_Text to read_
::::::::::

Ménage à Trois (or even quatre)?
April 21, 2011 § 5 Comments
The dunnock is a small, brown bird that creeps about on the ground, foraging for insects and creepy-crawlies. Its plumage is drab and puritanical, and its movements, are — for the most part — those of a preoccupied old lady, shuffling down to the shops for a loaf of bread and a pint of milk.
Its apparent modesty and decency prompted the Victorian ornithologist, the Reverend Frederick Orpen Morris, to preach to his congregation that they would do well to emulate the dunnock: “Unobtrusive, quiet and retiring, without being shy, humble and homely in its deportment and habits, sober and unpretending in its dress, while neat and graceful, the dunnock exhibits a pattern which many of a higher grade might imitate, with advantage to themselves and benefit to others through an improved example.”
Morris was born in Ireland, near Cork, the son of a British admiral and his wife, Rebecca Orpen, who was the daughter of the vicar of Kelvargan, in Co Kerry. After attending Oxford and taking Holy Orders, Morris was posted to various parishes in Yorkshire. He was a serious amateur ornithologist and entomologist, publishing many essays and pamphlets, and editing and revising several books. Despite his great output and dedication, it is the quotation above that is most often wheeled out by writers today. And with some glee.

::::::::::

_Problem A_
Quote from the dunnock text, beginning at the words "April 21, 2011" and stopping after "pint of milk.".
_Problem B_
Condense the paragraph of the dunnock text that opens "Morris was born in Ireland" into a shorter version that keeps its main facts.
Rely solely on the dunnock text and draw on no other source.

_Provided records_
::::::::::

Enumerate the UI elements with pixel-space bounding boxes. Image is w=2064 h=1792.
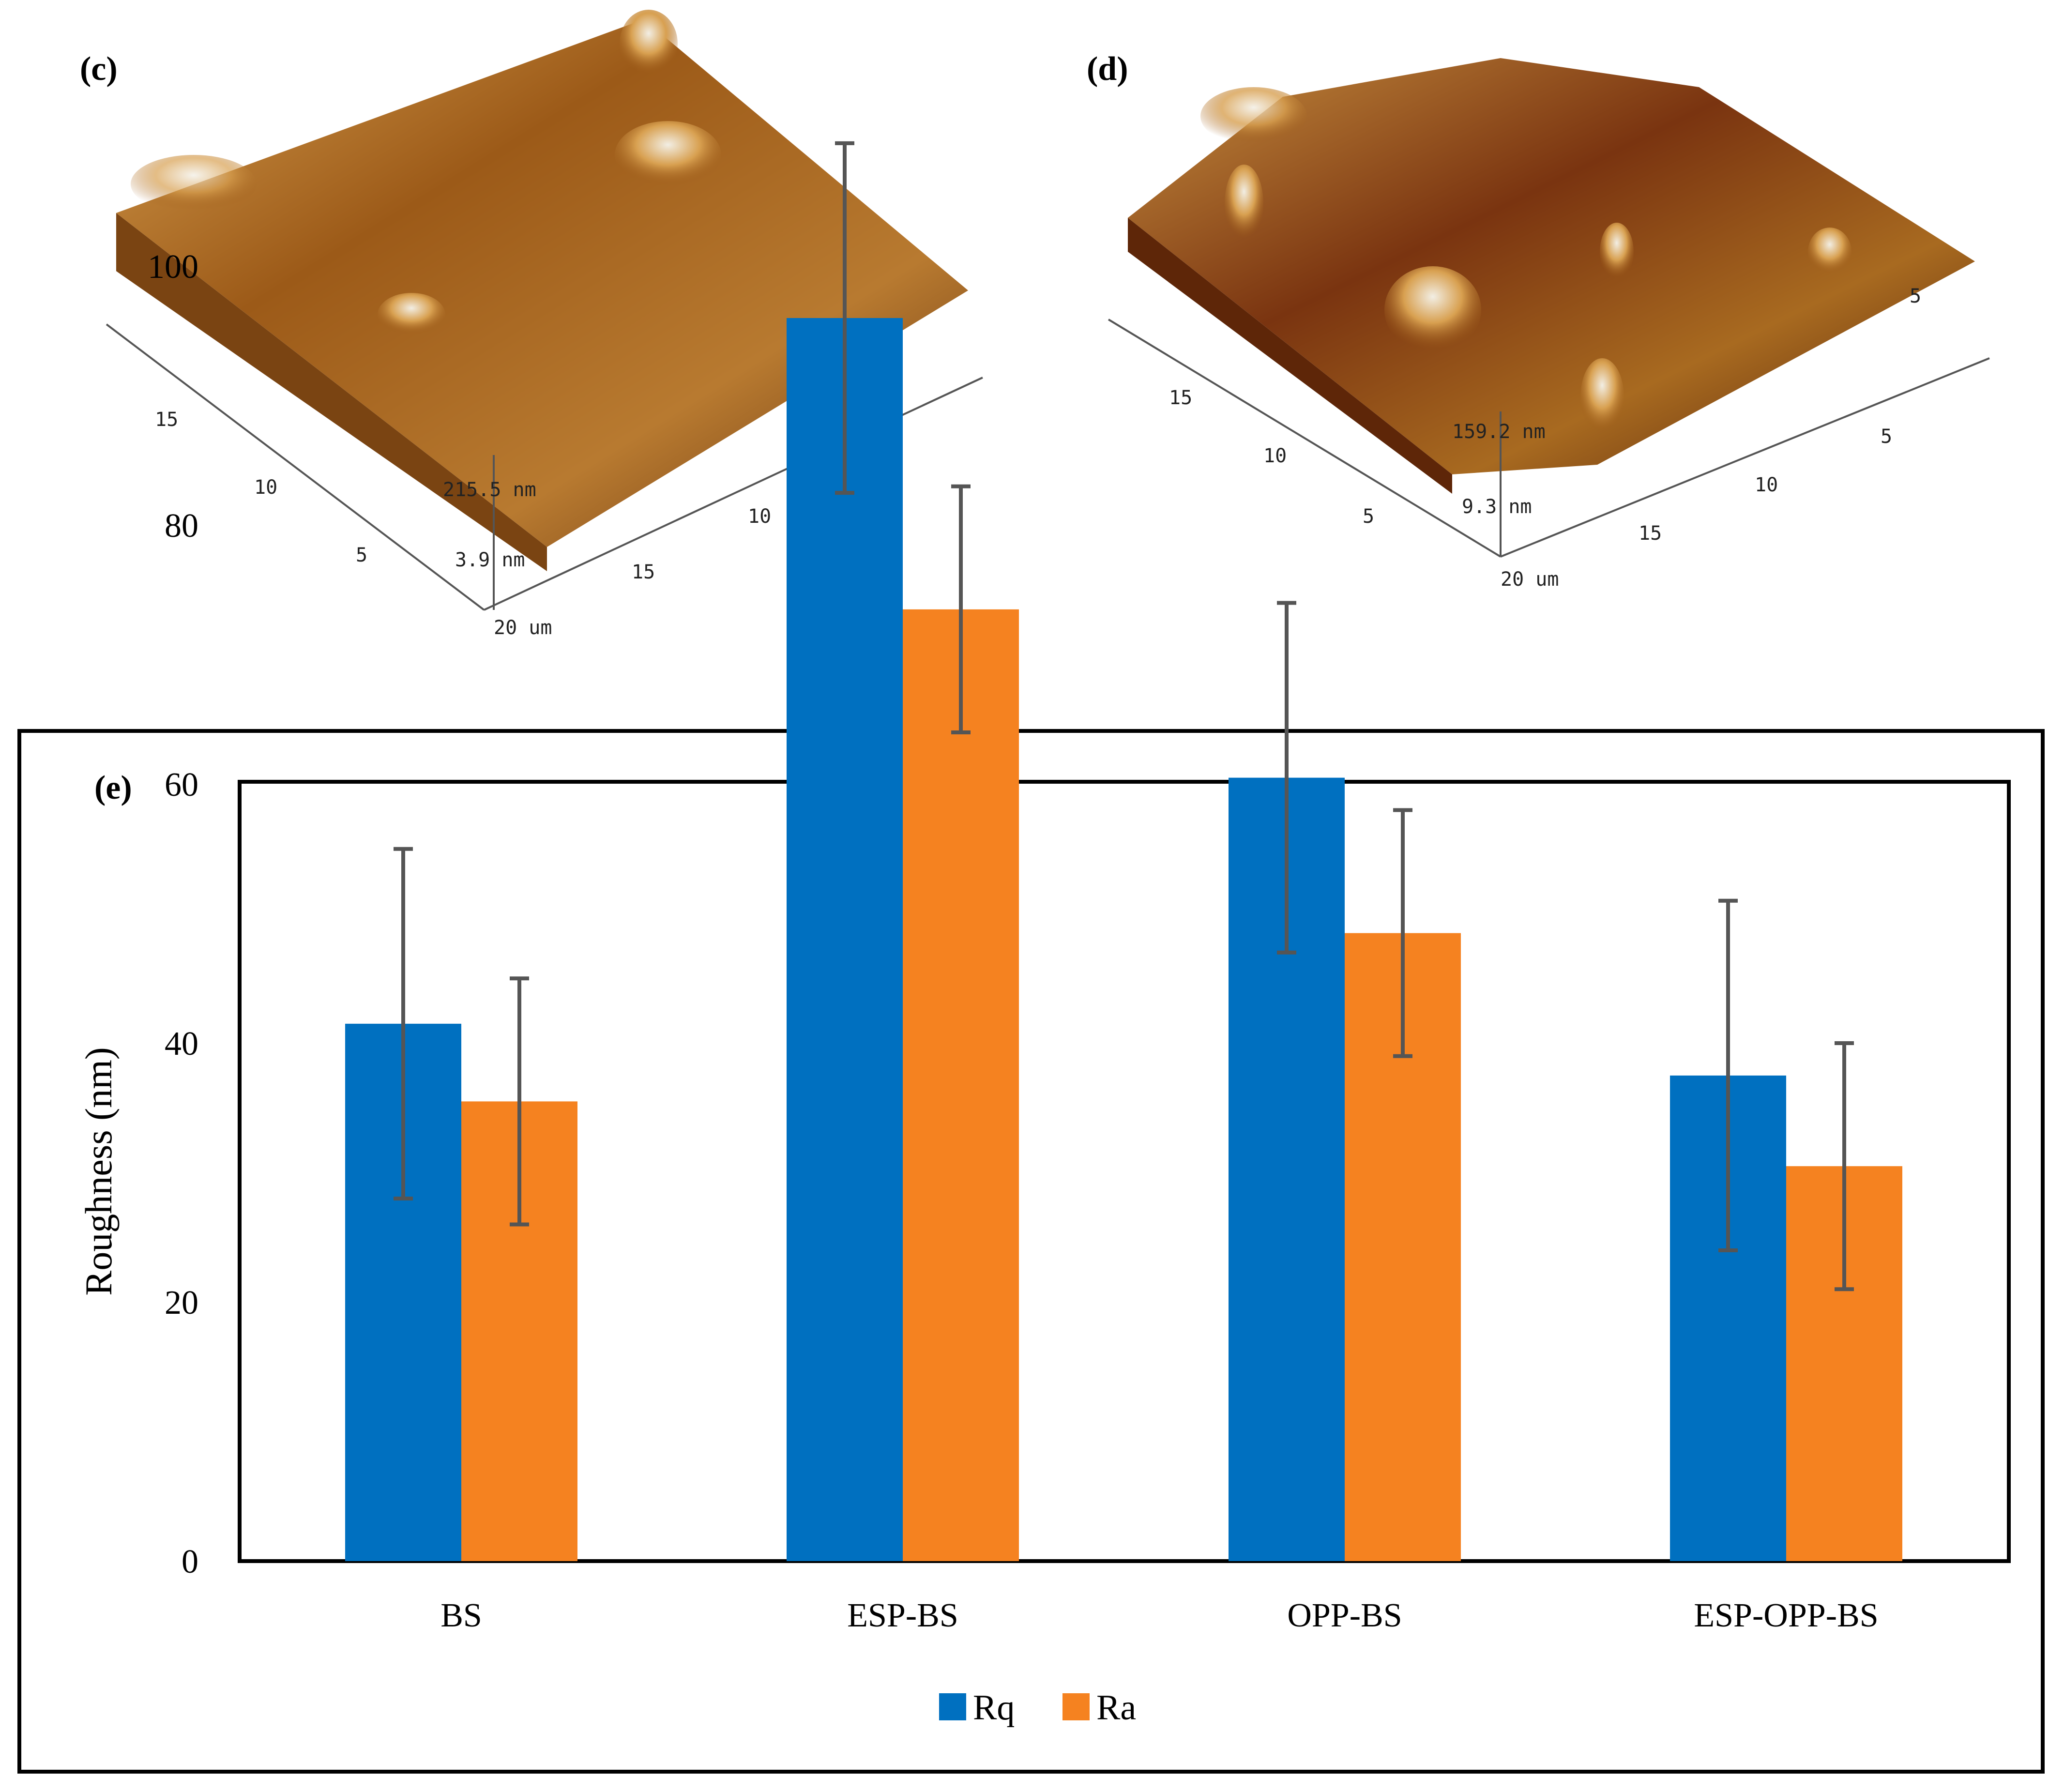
- afm-peak: [1808, 228, 1852, 276]
- x-axis-labels: BS ESP-BS OPP-BS ESP-OPP-BS: [440, 1597, 1878, 1634]
- afm-surface-d: [1128, 58, 1975, 474]
- x-tick-label: BS: [440, 1597, 482, 1634]
- afm-axis-right-d: [1500, 357, 1990, 558]
- y-tick-label: 40: [165, 1025, 198, 1063]
- afm-side-d: [1128, 218, 1452, 494]
- afm-tick: 10: [748, 505, 771, 528]
- afm-tick: 10: [254, 476, 277, 499]
- legend-label-rq: Rq: [973, 1688, 1015, 1728]
- afm-zmin-label: 9.3 nm: [1462, 496, 1532, 518]
- afm-peak: [620, 10, 678, 77]
- afm-zmax-label: 215.5 nm: [443, 479, 536, 501]
- legend-label-ra: Ra: [1096, 1688, 1136, 1728]
- y-tick-label: 60: [165, 766, 198, 804]
- y-tick-label: 20: [165, 1284, 198, 1321]
- y-axis-ticks: 0 20 40 60 80 100: [148, 248, 198, 1580]
- afm-zmin-label: 3.9 nm: [455, 549, 525, 571]
- afm-surface-c: [116, 19, 968, 547]
- afm-tick: 15: [632, 561, 655, 583]
- afm-panel-d: (d) 15 10 5 5 10 15 20 um 159.2 nm 9.3 n…: [1087, 50, 1990, 591]
- afm-peak: [378, 293, 445, 336]
- x-tick-label: ESP-OPP-BS: [1694, 1597, 1878, 1634]
- bar-rq: [787, 318, 903, 1561]
- afm-tick: 10: [1755, 474, 1778, 496]
- x-tick-label: OPP-BS: [1287, 1597, 1402, 1634]
- afm-corner-label: 20 um: [1501, 568, 1559, 591]
- afm-tick: 5: [356, 544, 367, 566]
- afm-corner-label: 20 um: [494, 617, 552, 639]
- afm-zmax-label: 159.2 nm: [1452, 421, 1546, 443]
- afm-axis-left-c: [106, 323, 485, 611]
- plot-area-frame: [238, 780, 2011, 1563]
- legend-swatch-ra: [1062, 1693, 1090, 1720]
- afm-tick: 15: [1639, 522, 1662, 545]
- y-tick-label: 80: [165, 507, 198, 545]
- afm-tick: 15: [1169, 387, 1192, 409]
- y-tick-label: 100: [148, 248, 198, 286]
- afm-peak: [1384, 266, 1481, 353]
- afm-peak: [615, 121, 721, 189]
- panel-e-letter: (e): [94, 769, 132, 806]
- afm-side-c: [116, 213, 547, 571]
- y-tick-label: 0: [182, 1543, 198, 1580]
- y-axis-title: Roughness (nm): [77, 1047, 120, 1295]
- bar-series: [345, 318, 1902, 1561]
- panel-d-letter: (d): [1087, 50, 1128, 88]
- afm-tick: 5: [1363, 505, 1374, 528]
- bar-ra: [903, 609, 1019, 1561]
- afm-axis-left-d: [1108, 319, 1502, 558]
- afm-tick: 15: [155, 409, 178, 431]
- afm-peak: [131, 155, 257, 213]
- panel-c-letter: (c): [80, 50, 118, 88]
- afm-tick: 5: [1910, 285, 1921, 307]
- legend: Rq Ra: [939, 1688, 1136, 1728]
- error-bars: [394, 141, 1854, 1291]
- afm-peak: [1600, 223, 1634, 281]
- afm-panel-c: (c) 15 10 5 5 10 15 20 um 215.5 nm 3.9 n…: [80, 10, 983, 639]
- afm-peak: [1225, 165, 1263, 242]
- afm-peak: [1200, 87, 1307, 145]
- afm-tick: 5: [1881, 425, 1892, 448]
- afm-peak: [1580, 358, 1624, 436]
- afm-tick: 10: [1263, 445, 1287, 467]
- x-tick-label: ESP-BS: [847, 1597, 958, 1634]
- legend-swatch-rq: [939, 1693, 966, 1720]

::::::::::

_Worked solution A_
April 21, 2011 § 5 Comments
The dunnock is a small, brown bird that creeps about on the ground, foraging for insects and creepy-crawlies. Its plumage is drab and puritanical, and its movements, are — for the most part — those of a preoccupied old lady, shuffling down to the shops for a loaf of bread and a pint of milk.

_Worked solution B_
Morris was born near Cork, Ireland. His father was a British admiral, and his mother, Rebecca Orpen, was the daughter of the vicar of Kelvargan, Co Kerry. He attended Oxford, took Holy Orders and served parishes in Yorkshire. As a serious amateur ornithologist and entomologist, he published many essays and pamphlets and edited and revised several books. Despite all this, writers today most often cite his quotation praising the dunnock, and with some glee.